== TASK OBJECTIVE ==
Of the lines below, report only those that contain "icon".

== TASK INPUTS ==

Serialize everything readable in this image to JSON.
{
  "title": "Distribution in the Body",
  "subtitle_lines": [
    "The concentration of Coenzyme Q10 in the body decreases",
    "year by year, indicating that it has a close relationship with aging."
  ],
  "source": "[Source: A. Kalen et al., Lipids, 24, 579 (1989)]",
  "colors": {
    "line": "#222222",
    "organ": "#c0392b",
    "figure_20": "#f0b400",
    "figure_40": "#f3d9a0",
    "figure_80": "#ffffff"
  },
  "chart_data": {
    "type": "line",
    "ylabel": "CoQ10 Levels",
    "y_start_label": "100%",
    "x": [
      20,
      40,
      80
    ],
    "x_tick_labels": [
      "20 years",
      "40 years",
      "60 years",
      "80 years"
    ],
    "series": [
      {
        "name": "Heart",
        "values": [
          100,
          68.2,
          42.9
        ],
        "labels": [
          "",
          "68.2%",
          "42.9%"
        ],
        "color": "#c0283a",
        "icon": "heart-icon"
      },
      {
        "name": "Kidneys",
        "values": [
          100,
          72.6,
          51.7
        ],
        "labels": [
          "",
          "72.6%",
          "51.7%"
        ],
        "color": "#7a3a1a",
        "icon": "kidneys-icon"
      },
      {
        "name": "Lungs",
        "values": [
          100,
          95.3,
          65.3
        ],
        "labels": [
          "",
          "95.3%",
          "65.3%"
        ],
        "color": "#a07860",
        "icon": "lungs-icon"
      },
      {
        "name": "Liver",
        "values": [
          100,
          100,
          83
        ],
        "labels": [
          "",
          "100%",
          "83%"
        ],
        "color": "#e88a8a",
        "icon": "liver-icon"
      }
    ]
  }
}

== RESULT ==
        "icon": "heart-icon"
        "icon": "kidneys-icon"
        "icon": "lungs-icon"
        "icon": "liver-icon"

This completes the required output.